**Provided information:**
-- Start --

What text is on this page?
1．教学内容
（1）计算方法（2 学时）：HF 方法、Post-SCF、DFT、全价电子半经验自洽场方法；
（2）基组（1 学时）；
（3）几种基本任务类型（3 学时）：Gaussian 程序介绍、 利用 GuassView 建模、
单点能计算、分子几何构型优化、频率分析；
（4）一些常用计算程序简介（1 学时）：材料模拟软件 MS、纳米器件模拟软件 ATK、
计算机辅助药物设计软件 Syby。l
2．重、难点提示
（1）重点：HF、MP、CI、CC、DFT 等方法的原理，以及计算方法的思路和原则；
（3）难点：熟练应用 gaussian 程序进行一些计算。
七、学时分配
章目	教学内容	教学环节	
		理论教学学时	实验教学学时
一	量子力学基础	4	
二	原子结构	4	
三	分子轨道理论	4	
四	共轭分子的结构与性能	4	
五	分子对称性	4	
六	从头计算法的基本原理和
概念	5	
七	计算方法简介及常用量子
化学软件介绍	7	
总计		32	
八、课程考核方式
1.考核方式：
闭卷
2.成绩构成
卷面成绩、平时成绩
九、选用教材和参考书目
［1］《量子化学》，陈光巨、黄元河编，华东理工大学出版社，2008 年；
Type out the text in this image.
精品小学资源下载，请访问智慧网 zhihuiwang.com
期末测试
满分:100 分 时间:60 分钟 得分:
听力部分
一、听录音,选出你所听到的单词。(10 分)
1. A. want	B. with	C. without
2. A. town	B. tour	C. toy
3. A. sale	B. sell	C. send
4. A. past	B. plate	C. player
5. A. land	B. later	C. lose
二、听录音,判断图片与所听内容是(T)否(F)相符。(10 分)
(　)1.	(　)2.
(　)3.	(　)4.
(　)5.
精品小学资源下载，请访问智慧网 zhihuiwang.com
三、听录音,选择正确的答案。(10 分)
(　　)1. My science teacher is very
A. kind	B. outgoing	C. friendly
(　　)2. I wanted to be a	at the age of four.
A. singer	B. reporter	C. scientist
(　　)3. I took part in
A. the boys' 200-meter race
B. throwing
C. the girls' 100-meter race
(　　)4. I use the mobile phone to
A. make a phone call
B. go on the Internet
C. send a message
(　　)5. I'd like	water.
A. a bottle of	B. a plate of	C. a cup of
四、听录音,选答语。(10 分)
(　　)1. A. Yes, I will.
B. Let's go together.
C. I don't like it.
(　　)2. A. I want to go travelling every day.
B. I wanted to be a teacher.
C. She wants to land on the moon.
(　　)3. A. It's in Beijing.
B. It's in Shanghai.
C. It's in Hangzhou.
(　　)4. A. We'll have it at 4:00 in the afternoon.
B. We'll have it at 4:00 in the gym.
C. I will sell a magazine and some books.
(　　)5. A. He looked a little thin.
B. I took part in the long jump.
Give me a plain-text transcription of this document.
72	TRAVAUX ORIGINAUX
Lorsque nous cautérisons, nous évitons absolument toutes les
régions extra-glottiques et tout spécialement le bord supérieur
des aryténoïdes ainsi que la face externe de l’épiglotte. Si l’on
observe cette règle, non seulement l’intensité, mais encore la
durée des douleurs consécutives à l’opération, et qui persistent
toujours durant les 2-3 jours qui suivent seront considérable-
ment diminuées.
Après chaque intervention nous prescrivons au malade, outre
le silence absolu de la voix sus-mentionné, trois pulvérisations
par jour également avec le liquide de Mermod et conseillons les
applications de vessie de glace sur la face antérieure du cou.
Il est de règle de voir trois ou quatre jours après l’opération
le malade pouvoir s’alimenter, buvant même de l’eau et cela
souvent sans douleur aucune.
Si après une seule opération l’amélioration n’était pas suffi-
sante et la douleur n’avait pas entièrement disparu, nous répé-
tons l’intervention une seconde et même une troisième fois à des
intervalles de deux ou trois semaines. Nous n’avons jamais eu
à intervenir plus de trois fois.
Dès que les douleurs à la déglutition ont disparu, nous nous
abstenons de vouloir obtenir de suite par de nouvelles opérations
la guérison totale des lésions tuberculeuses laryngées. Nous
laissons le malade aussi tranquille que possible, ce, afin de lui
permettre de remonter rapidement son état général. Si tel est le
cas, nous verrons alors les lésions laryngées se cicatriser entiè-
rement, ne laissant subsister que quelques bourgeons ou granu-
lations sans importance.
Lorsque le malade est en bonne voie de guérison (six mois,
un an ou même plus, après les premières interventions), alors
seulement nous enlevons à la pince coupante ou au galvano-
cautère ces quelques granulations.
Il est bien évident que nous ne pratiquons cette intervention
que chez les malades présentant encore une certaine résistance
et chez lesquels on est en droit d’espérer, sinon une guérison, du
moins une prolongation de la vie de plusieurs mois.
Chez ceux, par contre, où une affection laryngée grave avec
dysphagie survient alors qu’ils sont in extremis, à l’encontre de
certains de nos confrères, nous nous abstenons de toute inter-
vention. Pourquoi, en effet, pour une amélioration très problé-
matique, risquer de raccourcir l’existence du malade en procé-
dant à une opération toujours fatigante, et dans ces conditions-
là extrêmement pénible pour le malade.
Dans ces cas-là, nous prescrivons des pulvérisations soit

-- End --

**Required work:** Quote the whole listing above, leaving nothing out.

**The completed task:**
What text is on this page?
1．教学内容
（1）计算方法（2 学时）：HF 方法、Post-SCF、DFT、全价电子半经验自洽场方法；
（2）基组（1 学时）；
（3）几种基本任务类型（3 学时）：Gaussian 程序介绍、 利用 GuassView 建模、
单点能计算、分子几何构型优化、频率分析；
（4）一些常用计算程序简介（1 学时）：材料模拟软件 MS、纳米器件模拟软件 ATK、
计算机辅助药物设计软件 Syby。l
2．重、难点提示
（1）重点：HF、MP、CI、CC、DFT 等方法的原理，以及计算方法的思路和原则；
（3）难点：熟练应用 gaussian 程序进行一些计算。
七、学时分配
章目	教学内容	教学环节	
		理论教学学时	实验教学学时
一	量子力学基础	4	
二	原子结构	4	
三	分子轨道理论	4	
四	共轭分子的结构与性能	4	
五	分子对称性	4	
六	从头计算法的基本原理和
概念	5	
七	计算方法简介及常用量子
化学软件介绍	7	
总计		32	
八、课程考核方式
1.考核方式：
闭卷
2.成绩构成
卷面成绩、平时成绩
九、选用教材和参考书目
［1］《量子化学》，陈光巨、黄元河编，华东理工大学出版社，2008 年；
Type out the text in this image.
精品小学资源下载，请访问智慧网 zhihuiwang.com
期末测试
满分:100 分 时间:60 分钟 得分:
听力部分
一、听录音,选出你所听到的单词。(10 分)
1. A. want	B. with	C. without
2. A. town	B. tour	C. toy
3. A. sale	B. sell	C. send
4. A. past	B. plate	C. player
5. A. land	B. later	C. lose
二、听录音,判断图片与所听内容是(T)否(F)相符。(10 分)
(　)1.	(　)2.
(　)3.	(　)4.
(　)5.
精品小学资源下载，请访问智慧网 zhihuiwang.com
三、听录音,选择正确的答案。(10 分)
(　　)1. My science teacher is very
A. kind	B. outgoing	C. friendly
(　　)2. I wanted to be a	at the age of four.
A. singer	B. reporter	C. scientist
(　　)3. I took part in
A. the boys' 200-meter race
B. throwing
C. the girls' 100-meter race
(　　)4. I use the mobile phone to
A. make a phone call
B. go on the Internet
C. send a message
(　　)5. I'd like	water.
A. a bottle of	B. a plate of	C. a cup of
四、听录音,选答语。(10 分)
(　　)1. A. Yes, I will.
B. Let's go together.
C. I don't like it.
(　　)2. A. I want to go travelling every day.
B. I wanted to be a teacher.
C. She wants to land on the moon.
(　　)3. A. It's in Beijing.
B. It's in Shanghai.
C. It's in Hangzhou.
(　　)4. A. We'll have it at 4:00 in the afternoon.
B. We'll have it at 4:00 in the gym.
C. I will sell a magazine and some books.
(　　)5. A. He looked a little thin.
B. I took part in the long jump.
Give me a plain-text transcription of this document.
72	TRAVAUX ORIGINAUX
Lorsque nous cautérisons, nous évitons absolument toutes les
régions extra-glottiques et tout spécialement le bord supérieur
des aryténoïdes ainsi que la face externe de l’épiglotte. Si l’on
observe cette règle, non seulement l’intensité, mais encore la
durée des douleurs consécutives à l’opération, et qui persistent
toujours durant les 2-3 jours qui suivent seront considérable-
ment diminuées.
Après chaque intervention nous prescrivons au malade, outre
le silence absolu de la voix sus-mentionné, trois pulvérisations
par jour également avec le liquide de Mermod et conseillons les
applications de vessie de glace sur la face antérieure du cou.
Il est de règle de voir trois ou quatre jours après l’opération
le malade pouvoir s’alimenter, buvant même de l’eau et cela
souvent sans douleur aucune.
Si après une seule opération l’amélioration n’était pas suffi-
sante et la douleur n’avait pas entièrement disparu, nous répé-
tons l’intervention une seconde et même une troisième fois à des
intervalles de deux ou trois semaines. Nous n’avons jamais eu
à intervenir plus de trois fois.
Dès que les douleurs à la déglutition ont disparu, nous nous
abstenons de vouloir obtenir de suite par de nouvelles opérations
la guérison totale des lésions tuberculeuses laryngées. Nous
laissons le malade aussi tranquille que possible, ce, afin de lui
permettre de remonter rapidement son état général. Si tel est le
cas, nous verrons alors les lésions laryngées se cicatriser entiè-
rement, ne laissant subsister que quelques bourgeons ou granu-
lations sans importance.
Lorsque le malade est en bonne voie de guérison (six mois,
un an ou même plus, après les premières interventions), alors
seulement nous enlevons à la pince coupante ou au galvano-
cautère ces quelques granulations.
Il est bien évident que nous ne pratiquons cette intervention
que chez les malades présentant encore une certaine résistance
et chez lesquels on est en droit d’espérer, sinon une guérison, du
moins une prolongation de la vie de plusieurs mois.
Chez ceux, par contre, où une affection laryngée grave avec
dysphagie survient alors qu’ils sont in extremis, à l’encontre de
certains de nos confrères, nous nous abstenons de toute inter-
vention. Pourquoi, en effet, pour une amélioration très problé-
matique, risquer de raccourcir l’existence du malade en procé-
dant à une opération toujours fatigante, et dans ces conditions-
là extrêmement pénible pour le malade.
Dans ces cas-là, nous prescrivons des pulvérisations soit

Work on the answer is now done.